TASK TO CARRY OUT ▸ Count every line in the entries that follow where the word "تقدم" appears, then state only the total.

MATERIAL ▸
----------
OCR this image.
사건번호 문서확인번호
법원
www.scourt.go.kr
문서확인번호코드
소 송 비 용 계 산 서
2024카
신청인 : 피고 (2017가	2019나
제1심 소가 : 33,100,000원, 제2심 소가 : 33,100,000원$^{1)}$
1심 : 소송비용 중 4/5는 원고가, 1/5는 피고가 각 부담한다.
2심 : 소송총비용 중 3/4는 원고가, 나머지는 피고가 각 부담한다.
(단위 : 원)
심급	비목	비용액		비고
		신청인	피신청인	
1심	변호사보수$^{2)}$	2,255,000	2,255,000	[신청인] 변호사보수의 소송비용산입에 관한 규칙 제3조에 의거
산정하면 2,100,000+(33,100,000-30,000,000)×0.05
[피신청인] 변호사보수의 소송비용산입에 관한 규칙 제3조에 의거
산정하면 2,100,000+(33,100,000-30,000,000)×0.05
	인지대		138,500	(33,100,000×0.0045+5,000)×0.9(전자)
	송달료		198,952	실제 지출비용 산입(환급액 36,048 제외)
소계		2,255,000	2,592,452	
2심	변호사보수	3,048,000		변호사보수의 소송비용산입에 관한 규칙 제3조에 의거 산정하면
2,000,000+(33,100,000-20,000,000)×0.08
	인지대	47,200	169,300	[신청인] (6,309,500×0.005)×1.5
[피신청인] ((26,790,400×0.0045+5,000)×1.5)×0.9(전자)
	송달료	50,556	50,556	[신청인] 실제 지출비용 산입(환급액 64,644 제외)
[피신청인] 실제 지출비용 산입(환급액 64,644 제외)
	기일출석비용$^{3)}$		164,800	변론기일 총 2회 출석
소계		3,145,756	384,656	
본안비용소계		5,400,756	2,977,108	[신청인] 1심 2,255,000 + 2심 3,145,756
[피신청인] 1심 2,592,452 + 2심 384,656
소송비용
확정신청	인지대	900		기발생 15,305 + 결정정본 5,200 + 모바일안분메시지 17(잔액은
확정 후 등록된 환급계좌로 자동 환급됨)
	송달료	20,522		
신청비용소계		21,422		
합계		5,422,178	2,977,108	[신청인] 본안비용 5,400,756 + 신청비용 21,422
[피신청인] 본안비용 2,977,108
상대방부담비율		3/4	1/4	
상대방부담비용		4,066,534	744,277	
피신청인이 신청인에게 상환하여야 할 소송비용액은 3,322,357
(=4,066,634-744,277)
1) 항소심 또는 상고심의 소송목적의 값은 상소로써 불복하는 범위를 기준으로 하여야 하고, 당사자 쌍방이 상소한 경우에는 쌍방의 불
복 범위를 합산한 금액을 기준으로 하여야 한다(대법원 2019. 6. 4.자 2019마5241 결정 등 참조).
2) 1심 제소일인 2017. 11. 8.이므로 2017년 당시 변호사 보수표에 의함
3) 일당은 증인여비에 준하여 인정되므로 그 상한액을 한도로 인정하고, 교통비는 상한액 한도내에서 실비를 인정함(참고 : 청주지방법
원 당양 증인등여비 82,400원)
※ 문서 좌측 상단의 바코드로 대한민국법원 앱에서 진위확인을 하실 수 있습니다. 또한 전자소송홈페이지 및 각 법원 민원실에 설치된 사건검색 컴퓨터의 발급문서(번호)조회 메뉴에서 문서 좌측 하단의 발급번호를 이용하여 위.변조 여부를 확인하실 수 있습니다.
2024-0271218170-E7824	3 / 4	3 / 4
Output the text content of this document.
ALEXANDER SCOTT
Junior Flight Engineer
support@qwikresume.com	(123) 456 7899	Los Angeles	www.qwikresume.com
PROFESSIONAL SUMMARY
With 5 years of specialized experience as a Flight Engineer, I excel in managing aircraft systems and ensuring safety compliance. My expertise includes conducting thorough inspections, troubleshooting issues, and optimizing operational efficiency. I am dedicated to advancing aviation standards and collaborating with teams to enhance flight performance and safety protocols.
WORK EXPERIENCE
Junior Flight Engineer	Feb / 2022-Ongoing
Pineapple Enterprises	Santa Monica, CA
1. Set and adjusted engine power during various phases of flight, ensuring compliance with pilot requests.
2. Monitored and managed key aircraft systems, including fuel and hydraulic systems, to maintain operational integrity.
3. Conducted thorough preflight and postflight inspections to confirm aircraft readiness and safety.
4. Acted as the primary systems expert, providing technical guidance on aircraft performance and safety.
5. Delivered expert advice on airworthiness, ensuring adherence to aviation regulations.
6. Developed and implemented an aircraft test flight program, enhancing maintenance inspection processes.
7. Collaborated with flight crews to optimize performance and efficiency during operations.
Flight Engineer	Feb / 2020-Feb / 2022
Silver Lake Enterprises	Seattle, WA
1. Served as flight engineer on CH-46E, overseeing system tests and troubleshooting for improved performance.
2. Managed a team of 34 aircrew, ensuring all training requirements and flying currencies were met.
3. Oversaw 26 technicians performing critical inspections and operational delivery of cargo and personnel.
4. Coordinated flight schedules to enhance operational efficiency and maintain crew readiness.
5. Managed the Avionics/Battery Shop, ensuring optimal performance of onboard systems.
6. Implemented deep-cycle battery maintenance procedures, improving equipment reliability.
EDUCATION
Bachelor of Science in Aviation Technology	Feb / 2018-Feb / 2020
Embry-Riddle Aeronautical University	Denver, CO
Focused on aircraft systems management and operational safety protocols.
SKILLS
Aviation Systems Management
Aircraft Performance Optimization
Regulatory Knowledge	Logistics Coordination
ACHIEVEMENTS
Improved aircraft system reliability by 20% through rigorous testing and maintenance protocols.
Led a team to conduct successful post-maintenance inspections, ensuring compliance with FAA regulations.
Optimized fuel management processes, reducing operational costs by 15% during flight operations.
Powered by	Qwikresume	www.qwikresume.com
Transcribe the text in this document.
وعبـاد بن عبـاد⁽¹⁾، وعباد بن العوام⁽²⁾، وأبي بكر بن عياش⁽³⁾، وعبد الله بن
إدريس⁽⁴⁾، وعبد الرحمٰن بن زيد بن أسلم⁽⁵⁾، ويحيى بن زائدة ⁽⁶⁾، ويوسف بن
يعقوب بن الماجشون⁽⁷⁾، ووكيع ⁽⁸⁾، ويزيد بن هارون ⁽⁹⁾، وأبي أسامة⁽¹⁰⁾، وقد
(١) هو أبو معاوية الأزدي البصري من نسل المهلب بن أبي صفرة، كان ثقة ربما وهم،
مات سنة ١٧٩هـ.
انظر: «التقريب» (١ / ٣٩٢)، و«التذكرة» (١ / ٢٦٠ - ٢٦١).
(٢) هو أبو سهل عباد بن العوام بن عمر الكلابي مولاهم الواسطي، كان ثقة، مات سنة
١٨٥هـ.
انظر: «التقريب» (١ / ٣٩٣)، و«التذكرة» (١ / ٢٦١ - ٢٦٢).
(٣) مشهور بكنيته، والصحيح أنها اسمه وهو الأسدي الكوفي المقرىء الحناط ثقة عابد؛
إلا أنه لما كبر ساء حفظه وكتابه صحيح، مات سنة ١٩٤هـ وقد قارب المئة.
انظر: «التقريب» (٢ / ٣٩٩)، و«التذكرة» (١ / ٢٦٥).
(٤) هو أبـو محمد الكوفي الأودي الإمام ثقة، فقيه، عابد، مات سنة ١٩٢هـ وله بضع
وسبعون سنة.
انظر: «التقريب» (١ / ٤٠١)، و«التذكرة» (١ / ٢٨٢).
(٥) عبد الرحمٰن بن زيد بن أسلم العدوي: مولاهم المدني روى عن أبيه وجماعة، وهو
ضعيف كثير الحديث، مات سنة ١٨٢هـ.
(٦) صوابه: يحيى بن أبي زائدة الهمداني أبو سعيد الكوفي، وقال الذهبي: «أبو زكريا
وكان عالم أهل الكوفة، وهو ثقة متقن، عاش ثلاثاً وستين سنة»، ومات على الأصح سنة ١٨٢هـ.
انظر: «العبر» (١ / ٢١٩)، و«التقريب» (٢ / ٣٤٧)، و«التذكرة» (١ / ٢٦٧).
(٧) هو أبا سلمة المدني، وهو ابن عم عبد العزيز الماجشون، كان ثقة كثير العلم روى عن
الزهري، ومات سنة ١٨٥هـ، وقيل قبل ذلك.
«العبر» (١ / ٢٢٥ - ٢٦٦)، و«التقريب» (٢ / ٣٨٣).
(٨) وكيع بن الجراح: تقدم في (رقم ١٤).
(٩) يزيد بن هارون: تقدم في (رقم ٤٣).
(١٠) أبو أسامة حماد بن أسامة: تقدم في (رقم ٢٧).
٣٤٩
----------
WORKED ANSWER ▸ 3